Given problem |
Answer these questions about the forum thread below on Tray Mountain hunting regulations:
1. Which national forest's general regulations does the opening post compare the wilderness to?
2. According to pnome, what does the wilderness area restrict?
3. How does ArticSnake describe the ride through there at this time of year?

Excerpted text |

+ + +

# Tray Mountain Regulations?



## rubicon_in_ga (Oct 13, 2014)

Are hunting regulations in the Tray Mountain Wilderness (not part of Swallow Creek WMA) the same as the regs for the Chattahoochee Nat'l Forest in general, or are they any different? I can't find anything in the regs book about it.  Just wanna be legal!  

Thanks!


----------



## ArticSnake (Oct 13, 2014)

I think trey mtn is national forest. Very nice ride through there this time of yr. Rough but nice.


----------



## pnome (Oct 13, 2014)

Outside the WMAs it's all just national forest regs.  No special hunting regulations for the wilderness areas. The wilderness area restricts motorized equipment.   Including chainsaws, generators, etc...  

It will have signs on the border that look like this:


----------



## rubicon_in_ga (Oct 15, 2014)

+ + +

Available data |

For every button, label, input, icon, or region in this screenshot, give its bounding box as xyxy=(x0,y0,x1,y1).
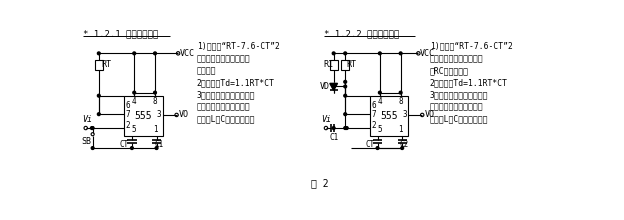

+ + +

Full response |
1. The Chattahoochee National Forest.
2. Motorized equipment, including chainsaws and generators.
3. Very nice, rough but nice.